__Exercise description__
Read through the records below and copy each line that uses the word "values".

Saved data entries

☆ ☆ ☆ ☆

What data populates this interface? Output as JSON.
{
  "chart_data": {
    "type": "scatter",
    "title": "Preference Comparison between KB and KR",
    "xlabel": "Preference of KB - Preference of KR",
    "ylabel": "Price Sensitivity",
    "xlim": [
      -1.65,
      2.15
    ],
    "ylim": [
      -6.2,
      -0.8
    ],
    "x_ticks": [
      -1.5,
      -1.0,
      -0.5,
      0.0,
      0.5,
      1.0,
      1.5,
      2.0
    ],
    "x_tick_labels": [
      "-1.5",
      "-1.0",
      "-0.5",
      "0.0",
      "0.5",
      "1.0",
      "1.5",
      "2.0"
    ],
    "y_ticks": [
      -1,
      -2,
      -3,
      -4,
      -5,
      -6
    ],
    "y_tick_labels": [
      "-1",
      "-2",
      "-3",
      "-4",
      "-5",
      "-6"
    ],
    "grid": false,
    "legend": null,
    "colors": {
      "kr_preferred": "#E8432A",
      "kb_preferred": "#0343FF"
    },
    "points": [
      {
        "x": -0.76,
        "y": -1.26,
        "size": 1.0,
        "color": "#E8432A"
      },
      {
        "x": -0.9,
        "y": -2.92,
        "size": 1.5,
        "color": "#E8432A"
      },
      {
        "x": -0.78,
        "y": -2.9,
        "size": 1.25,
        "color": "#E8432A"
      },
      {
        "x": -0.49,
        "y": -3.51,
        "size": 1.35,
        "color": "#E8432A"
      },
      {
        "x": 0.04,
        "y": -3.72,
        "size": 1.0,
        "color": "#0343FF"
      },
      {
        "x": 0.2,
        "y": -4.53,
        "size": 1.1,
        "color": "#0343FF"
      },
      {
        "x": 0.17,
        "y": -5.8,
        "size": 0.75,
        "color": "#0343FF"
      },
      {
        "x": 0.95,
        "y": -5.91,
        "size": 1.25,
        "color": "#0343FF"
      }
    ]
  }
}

☆ ☆ ☆ ☆

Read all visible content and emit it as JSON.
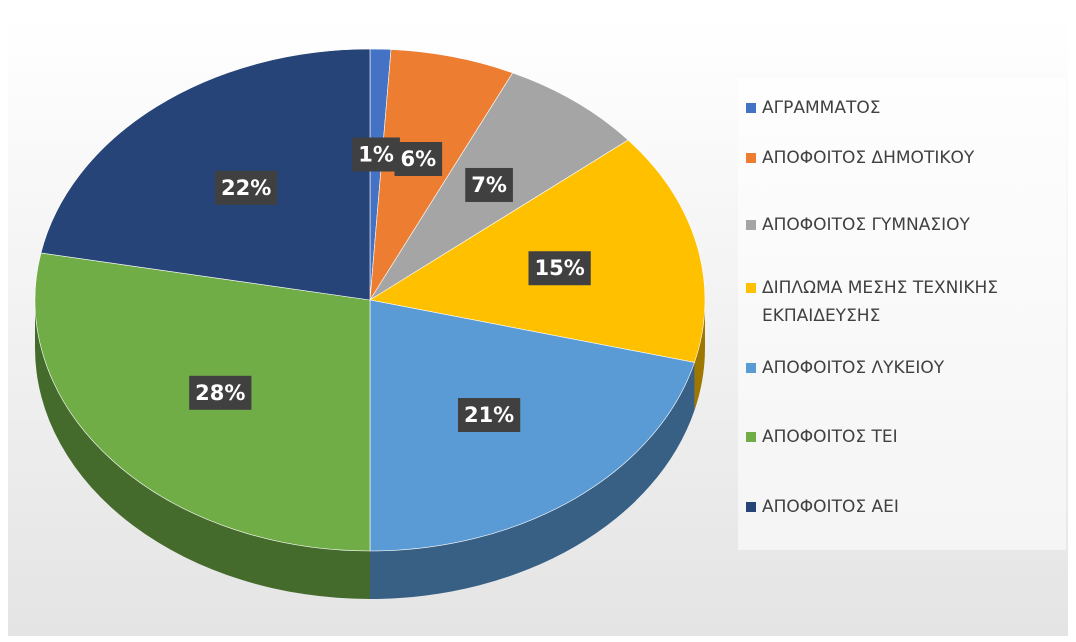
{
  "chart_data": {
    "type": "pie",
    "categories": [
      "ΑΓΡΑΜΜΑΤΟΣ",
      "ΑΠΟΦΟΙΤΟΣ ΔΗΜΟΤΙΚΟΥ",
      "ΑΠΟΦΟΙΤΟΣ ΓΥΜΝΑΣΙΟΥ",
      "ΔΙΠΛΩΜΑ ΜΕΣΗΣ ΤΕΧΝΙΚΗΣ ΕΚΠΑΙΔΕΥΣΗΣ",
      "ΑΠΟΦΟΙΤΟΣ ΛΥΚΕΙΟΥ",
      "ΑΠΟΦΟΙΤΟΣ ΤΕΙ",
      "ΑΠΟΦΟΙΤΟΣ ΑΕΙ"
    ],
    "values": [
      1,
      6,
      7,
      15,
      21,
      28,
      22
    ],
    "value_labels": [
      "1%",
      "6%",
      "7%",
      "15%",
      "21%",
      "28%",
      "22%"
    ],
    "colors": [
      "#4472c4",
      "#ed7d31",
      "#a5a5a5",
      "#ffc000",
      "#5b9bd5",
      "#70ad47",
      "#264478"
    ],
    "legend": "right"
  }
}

☆ ☆ ☆ ☆

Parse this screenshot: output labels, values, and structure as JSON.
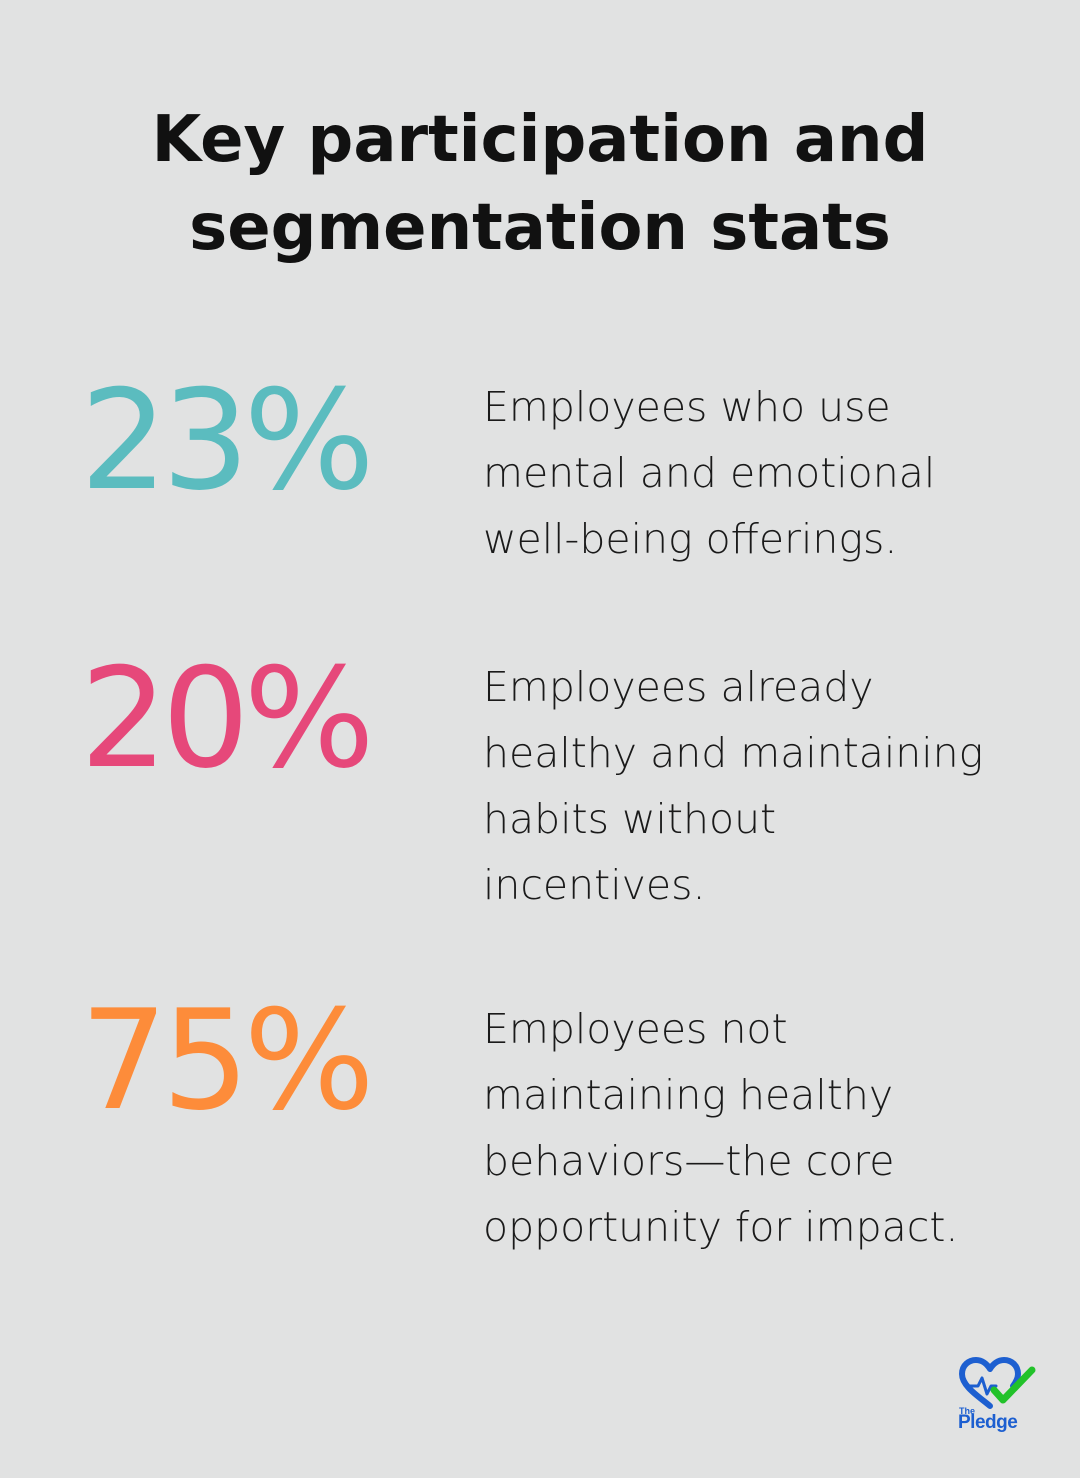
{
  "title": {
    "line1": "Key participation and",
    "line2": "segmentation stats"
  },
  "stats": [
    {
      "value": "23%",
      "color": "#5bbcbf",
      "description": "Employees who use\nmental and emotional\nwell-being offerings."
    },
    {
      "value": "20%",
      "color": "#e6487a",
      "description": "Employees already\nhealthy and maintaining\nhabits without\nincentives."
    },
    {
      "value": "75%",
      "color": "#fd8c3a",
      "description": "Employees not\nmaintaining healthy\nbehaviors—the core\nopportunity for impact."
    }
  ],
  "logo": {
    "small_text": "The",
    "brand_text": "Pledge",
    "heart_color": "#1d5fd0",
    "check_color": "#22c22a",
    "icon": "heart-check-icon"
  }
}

☆ ☆ ☆ ☆

__Result of the task__
    "values": [
Parse this screenshot: output labels, values, and structure as JSON.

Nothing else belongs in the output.